* Chart and figure data
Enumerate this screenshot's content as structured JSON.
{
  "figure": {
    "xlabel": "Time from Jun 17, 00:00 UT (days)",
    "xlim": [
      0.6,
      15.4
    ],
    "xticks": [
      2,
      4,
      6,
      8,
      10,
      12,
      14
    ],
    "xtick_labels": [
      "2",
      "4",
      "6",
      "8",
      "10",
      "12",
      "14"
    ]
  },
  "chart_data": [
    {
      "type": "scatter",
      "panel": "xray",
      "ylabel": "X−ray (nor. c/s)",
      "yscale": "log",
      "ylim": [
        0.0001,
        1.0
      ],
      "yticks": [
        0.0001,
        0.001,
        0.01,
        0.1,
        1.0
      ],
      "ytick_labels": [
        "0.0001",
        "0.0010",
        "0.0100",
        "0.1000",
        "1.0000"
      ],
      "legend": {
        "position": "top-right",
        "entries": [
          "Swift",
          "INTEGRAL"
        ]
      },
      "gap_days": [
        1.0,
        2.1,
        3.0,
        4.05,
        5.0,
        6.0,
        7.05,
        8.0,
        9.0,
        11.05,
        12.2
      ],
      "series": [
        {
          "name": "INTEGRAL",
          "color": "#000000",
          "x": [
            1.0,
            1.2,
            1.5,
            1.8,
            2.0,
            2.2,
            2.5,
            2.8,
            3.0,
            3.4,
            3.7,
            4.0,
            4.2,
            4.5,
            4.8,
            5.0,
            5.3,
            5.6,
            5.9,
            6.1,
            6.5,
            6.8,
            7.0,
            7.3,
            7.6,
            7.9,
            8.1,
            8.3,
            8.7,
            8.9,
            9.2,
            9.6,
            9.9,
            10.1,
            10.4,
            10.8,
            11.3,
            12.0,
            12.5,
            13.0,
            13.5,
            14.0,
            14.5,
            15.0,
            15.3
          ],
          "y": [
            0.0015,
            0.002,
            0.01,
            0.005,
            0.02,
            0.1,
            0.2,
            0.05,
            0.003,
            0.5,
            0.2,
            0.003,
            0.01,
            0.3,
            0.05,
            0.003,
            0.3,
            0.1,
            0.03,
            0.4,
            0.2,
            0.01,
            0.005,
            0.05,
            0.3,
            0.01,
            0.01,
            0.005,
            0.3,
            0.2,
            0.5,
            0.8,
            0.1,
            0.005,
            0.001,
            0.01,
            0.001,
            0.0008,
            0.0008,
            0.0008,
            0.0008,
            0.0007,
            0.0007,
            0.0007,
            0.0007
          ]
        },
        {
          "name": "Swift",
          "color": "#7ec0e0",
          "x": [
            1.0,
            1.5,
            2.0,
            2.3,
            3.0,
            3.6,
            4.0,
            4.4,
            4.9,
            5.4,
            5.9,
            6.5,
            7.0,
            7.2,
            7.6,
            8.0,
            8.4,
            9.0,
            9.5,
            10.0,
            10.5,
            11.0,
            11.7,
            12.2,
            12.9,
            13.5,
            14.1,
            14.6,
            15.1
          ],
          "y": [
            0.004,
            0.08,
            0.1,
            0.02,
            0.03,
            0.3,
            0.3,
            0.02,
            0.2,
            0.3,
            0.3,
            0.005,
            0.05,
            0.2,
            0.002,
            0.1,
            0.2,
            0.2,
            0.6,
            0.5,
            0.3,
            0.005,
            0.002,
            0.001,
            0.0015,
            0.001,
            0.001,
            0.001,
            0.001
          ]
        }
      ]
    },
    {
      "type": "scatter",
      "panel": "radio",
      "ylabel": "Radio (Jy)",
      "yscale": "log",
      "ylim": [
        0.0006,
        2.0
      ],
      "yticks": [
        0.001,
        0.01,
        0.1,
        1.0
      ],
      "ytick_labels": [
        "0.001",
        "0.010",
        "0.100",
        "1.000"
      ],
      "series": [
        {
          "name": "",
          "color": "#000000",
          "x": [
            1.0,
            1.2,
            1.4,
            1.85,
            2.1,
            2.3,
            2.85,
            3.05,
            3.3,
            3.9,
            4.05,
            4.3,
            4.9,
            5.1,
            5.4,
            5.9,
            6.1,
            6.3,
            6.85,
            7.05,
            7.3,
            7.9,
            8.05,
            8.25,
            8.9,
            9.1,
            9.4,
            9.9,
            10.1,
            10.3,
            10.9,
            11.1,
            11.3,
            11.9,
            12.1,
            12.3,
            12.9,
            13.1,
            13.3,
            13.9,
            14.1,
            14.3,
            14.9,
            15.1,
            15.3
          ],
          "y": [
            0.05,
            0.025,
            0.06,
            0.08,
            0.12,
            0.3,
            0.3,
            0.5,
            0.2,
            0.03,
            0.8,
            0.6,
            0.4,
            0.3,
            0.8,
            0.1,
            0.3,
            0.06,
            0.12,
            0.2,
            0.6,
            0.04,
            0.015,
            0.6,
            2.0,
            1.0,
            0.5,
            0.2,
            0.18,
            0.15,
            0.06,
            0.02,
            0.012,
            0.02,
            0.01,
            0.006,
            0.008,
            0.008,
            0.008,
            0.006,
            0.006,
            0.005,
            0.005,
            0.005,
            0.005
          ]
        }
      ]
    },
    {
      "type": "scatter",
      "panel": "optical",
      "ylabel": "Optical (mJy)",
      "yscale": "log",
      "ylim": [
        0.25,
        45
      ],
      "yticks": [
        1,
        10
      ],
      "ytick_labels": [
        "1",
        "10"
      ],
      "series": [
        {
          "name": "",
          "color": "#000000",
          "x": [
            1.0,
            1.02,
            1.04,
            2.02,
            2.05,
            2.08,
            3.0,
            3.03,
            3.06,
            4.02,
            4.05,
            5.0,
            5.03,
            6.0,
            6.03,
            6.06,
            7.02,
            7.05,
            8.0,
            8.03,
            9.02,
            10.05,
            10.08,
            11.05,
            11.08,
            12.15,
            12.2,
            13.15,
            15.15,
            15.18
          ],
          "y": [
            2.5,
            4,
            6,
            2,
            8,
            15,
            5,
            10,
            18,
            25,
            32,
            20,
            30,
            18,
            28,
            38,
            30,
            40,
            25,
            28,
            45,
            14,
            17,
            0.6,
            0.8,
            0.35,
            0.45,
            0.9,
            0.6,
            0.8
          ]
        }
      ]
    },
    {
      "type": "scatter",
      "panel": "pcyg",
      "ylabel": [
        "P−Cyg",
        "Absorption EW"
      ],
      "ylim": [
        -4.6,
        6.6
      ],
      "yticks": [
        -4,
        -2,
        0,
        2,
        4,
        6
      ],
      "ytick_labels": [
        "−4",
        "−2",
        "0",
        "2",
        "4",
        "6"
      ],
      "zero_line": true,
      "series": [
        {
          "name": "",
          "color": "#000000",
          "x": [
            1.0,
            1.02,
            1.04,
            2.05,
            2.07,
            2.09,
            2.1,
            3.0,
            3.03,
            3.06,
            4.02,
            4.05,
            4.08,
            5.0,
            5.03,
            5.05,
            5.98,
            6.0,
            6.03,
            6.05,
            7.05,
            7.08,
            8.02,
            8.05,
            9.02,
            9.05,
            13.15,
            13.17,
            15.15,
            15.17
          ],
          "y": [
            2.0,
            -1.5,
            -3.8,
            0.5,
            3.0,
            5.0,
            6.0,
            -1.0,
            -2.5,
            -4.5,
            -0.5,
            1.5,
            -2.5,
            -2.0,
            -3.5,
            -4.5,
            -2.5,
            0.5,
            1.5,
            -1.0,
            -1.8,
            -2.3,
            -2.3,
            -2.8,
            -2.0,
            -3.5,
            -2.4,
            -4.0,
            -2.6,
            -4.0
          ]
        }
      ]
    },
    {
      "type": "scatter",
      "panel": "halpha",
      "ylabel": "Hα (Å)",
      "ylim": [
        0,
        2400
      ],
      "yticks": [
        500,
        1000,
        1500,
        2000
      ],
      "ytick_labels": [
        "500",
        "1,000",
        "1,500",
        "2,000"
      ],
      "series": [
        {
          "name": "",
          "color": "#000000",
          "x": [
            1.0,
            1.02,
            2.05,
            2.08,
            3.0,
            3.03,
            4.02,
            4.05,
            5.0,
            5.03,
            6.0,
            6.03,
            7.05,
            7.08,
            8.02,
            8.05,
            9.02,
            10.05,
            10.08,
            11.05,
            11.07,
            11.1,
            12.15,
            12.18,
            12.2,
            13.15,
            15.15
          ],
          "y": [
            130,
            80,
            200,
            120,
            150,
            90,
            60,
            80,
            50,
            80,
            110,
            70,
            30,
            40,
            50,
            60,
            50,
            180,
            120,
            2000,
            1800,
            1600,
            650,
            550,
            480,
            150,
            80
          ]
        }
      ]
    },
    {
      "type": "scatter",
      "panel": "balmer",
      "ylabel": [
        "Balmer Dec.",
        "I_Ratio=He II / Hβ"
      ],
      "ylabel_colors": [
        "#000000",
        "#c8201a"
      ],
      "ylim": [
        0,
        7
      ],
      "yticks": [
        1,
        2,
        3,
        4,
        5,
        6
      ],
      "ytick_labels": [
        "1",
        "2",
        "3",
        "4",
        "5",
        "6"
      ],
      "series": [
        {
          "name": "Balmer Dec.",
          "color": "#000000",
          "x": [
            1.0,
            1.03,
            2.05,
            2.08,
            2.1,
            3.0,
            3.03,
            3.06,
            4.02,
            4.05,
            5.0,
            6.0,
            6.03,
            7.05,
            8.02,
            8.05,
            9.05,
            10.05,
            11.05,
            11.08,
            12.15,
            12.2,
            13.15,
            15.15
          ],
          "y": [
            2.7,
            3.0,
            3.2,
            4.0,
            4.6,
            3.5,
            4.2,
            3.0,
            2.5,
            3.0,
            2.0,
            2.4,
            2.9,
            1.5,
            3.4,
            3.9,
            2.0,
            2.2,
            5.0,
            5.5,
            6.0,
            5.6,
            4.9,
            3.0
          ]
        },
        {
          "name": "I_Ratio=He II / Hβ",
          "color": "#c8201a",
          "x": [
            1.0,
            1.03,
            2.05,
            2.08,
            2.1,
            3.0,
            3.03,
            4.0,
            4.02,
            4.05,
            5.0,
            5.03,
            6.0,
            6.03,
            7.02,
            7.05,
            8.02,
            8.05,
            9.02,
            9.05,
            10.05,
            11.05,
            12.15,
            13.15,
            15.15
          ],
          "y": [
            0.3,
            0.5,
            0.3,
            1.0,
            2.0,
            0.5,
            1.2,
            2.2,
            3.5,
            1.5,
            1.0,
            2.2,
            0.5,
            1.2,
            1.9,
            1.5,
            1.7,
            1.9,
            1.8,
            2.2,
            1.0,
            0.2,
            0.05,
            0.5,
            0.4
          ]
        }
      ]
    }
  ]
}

* WHAT NEEDS TO BE DONE
Show all lines above holding "panel".

* TASK OUTPUT
      "panel": "xray",
      "panel": "radio",
      "panel": "optical",
      "panel": "pcyg",
      "panel": "halpha",
      "panel": "balmer",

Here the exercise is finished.